**Your objective**
Copy the listing below without any changes, starting at its first line and ending at the line containing "The planter unit 12 is at (377, 155).", with both of those lines included.

....

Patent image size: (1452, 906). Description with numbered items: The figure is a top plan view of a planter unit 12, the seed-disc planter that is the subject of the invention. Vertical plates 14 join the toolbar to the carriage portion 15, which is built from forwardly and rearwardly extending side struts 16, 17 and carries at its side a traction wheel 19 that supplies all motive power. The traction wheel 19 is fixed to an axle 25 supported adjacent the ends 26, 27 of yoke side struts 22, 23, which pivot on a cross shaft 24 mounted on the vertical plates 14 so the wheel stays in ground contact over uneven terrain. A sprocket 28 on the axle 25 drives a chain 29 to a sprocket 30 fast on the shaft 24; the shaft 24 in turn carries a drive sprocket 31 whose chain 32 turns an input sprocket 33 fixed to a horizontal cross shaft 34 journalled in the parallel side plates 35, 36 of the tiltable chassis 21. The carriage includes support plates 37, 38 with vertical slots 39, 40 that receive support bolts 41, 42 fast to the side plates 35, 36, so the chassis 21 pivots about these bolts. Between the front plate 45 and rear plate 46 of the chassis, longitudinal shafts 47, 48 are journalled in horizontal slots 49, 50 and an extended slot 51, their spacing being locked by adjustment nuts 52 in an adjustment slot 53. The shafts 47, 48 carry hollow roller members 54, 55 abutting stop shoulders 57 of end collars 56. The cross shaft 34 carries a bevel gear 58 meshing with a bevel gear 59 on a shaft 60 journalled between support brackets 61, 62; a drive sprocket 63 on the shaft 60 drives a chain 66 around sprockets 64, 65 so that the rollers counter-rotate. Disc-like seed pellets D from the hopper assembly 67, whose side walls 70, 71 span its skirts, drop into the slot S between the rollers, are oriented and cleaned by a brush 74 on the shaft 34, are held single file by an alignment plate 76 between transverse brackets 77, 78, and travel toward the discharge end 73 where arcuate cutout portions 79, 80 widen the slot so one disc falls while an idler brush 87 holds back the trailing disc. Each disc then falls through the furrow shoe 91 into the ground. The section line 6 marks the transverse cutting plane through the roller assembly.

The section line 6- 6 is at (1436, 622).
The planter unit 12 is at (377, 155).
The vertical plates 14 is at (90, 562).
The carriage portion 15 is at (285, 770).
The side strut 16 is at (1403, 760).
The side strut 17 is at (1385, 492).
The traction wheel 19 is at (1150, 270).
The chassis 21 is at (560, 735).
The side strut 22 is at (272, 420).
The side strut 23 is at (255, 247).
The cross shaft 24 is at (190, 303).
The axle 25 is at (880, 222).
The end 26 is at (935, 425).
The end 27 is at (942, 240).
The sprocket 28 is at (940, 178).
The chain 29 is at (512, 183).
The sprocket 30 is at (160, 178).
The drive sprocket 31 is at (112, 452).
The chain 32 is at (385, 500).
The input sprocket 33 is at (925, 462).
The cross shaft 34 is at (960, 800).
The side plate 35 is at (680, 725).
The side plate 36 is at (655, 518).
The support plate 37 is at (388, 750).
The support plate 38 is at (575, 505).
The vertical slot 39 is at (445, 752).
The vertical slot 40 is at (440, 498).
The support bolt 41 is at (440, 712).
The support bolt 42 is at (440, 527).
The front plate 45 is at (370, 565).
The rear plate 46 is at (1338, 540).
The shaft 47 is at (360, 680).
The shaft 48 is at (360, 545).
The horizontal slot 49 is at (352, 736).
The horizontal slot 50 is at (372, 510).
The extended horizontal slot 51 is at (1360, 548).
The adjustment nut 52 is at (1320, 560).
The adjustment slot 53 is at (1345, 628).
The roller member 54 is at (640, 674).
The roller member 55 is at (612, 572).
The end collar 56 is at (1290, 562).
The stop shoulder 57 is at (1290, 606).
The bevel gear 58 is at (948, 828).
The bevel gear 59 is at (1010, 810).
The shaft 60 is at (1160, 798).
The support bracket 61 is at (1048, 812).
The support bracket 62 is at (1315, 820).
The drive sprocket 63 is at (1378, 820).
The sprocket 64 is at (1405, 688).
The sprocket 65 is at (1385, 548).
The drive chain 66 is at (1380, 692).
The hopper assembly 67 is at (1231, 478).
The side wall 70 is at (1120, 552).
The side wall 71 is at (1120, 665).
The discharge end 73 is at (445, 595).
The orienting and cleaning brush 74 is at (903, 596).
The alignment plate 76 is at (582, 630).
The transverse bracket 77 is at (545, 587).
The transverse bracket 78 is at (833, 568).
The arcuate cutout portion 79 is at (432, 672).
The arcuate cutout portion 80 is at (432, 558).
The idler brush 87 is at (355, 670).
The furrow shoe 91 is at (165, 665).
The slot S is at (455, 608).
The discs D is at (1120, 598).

....

**Reply to the task**
Patent image size: (1452, 906). Description with numbered items: The figure is a top plan view of a planter unit 12, the seed-disc planter that is the subject of the invention. Vertical plates 14 join the toolbar to the carriage portion 15, which is built from forwardly and rearwardly extending side struts 16, 17 and carries at its side a traction wheel 19 that supplies all motive power. The traction wheel 19 is fixed to an axle 25 supported adjacent the ends 26, 27 of yoke side struts 22, 23, which pivot on a cross shaft 24 mounted on the vertical plates 14 so the wheel stays in ground contact over uneven terrain. A sprocket 28 on the axle 25 drives a chain 29 to a sprocket 30 fast on the shaft 24; the shaft 24 in turn carries a drive sprocket 31 whose chain 32 turns an input sprocket 33 fixed to a horizontal cross shaft 34 journalled in the parallel side plates 35, 36 of the tiltable chassis 21. The carriage includes support plates 37, 38 with vertical slots 39, 40 that receive support bolts 41, 42 fast to the side plates 35, 36, so the chassis 21 pivots about these bolts. Between the front plate 45 and rear plate 46 of the chassis, longitudinal shafts 47, 48 are journalled in horizontal slots 49, 50 and an extended slot 51, their spacing being locked by adjustment nuts 52 in an adjustment slot 53. The shafts 47, 48 carry hollow roller members 54, 55 abutting stop shoulders 57 of end collars 56. The cross shaft 34 carries a bevel gear 58 meshing with a bevel gear 59 on a shaft 60 journalled between support brackets 61, 62; a drive sprocket 63 on the shaft 60 drives a chain 66 around sprockets 64, 65 so that the rollers counter-rotate. Disc-like seed pellets D from the hopper assembly 67, whose side walls 70, 71 span its skirts, drop into the slot S between the rollers, are oriented and cleaned by a brush 74 on the shaft 34, are held single file by an alignment plate 76 between transverse brackets 77, 78, and travel toward the discharge end 73 where arcuate cutout portions 79, 80 widen the slot so one disc falls while an idler brush 87 holds back the trailing disc. Each disc then falls through the furrow shoe 91 into the ground. The section line 6 marks the transverse cutting plane through the roller assembly.

The section line 6- 6 is at (1436, 622).
The planter unit 12 is at (377, 155).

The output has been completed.